BEGIN
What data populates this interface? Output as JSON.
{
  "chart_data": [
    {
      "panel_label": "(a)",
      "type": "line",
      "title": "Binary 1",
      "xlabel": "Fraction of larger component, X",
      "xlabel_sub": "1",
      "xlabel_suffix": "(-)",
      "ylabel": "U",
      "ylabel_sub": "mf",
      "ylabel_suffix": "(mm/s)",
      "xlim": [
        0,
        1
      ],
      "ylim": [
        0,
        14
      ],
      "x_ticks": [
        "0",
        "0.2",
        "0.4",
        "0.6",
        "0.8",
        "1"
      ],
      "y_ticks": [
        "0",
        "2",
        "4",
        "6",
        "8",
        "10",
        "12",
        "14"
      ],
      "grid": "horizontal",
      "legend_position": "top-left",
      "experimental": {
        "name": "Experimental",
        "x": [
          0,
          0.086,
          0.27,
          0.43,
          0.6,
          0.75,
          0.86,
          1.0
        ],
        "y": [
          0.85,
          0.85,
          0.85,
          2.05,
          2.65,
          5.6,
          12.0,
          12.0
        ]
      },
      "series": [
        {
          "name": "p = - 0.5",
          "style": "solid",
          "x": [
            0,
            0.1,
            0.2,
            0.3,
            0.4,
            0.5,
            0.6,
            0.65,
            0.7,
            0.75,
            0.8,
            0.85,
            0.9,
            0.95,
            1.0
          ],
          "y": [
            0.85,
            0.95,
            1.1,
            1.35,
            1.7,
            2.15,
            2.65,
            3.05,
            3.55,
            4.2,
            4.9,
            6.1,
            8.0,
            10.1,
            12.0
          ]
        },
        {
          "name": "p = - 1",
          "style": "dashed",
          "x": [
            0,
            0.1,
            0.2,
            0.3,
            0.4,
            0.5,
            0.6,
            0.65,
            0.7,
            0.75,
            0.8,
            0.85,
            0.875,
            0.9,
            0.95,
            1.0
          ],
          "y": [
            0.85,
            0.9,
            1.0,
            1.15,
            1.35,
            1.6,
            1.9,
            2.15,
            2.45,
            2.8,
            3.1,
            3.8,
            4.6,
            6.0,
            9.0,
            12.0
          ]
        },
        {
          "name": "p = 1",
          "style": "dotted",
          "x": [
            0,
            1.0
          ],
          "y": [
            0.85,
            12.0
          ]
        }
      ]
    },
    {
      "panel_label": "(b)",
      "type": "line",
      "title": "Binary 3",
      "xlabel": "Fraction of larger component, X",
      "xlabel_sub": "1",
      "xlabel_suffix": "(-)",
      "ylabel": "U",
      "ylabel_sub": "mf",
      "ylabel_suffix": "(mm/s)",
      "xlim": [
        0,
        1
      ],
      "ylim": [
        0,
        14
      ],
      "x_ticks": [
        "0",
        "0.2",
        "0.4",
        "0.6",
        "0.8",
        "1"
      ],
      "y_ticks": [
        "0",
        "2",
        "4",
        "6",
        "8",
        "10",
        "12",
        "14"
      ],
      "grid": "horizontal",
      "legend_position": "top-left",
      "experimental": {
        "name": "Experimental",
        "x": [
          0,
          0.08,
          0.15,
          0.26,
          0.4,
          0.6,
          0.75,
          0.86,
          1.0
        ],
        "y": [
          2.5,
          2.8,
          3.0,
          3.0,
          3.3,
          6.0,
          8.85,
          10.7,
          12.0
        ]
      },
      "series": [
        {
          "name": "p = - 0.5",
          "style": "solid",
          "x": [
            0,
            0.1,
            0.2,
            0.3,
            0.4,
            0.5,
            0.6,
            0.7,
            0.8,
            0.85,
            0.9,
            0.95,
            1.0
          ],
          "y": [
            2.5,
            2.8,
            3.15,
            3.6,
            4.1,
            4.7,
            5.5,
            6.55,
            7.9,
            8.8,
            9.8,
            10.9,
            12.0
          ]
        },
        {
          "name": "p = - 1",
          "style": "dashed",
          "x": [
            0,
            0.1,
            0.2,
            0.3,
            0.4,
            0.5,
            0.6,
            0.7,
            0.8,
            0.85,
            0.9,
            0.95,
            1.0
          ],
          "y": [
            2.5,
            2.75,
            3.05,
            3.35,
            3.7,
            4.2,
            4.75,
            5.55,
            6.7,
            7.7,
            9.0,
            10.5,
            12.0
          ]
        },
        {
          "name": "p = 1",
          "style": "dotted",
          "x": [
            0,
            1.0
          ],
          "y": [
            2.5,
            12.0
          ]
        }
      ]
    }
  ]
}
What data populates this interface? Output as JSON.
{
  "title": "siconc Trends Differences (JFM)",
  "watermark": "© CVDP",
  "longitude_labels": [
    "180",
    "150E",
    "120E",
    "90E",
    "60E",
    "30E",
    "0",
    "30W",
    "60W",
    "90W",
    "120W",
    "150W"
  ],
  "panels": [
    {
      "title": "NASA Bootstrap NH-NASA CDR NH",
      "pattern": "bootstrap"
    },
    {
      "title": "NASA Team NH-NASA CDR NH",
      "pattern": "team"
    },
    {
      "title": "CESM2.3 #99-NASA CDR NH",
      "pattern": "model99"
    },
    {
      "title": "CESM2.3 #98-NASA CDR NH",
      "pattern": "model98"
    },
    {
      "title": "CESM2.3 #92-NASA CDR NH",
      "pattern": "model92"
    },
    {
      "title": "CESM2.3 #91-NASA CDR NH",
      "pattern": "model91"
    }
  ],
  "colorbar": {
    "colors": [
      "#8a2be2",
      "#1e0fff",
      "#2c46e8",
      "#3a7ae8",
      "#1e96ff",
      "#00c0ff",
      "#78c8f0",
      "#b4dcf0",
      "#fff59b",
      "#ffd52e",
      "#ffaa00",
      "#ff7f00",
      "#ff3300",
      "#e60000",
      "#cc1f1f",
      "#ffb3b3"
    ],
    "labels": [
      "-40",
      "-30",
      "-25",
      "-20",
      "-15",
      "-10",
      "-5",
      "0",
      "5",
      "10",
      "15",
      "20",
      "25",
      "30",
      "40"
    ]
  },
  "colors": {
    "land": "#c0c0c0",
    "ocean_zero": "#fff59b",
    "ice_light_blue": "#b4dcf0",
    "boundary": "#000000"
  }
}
END
* **EXERCISE DIRECTIONS**: Using the listing, collect all lines in which the string "title" is found.

* **FINISHED EXERCISE**:
      "title": "Binary 1",
      "title": "Binary 3",
  "title": "siconc Trends Differences (JFM)",
      "title": "NASA Bootstrap NH-NASA CDR NH",
      "title": "NASA Team NH-NASA CDR NH",
      "title": "CESM2.3 #99-NASA CDR NH",
      "title": "CESM2.3 #98-NASA CDR NH",
      "title": "CESM2.3 #92-NASA CDR NH",
      "title": "CESM2.3 #91-NASA CDR NH",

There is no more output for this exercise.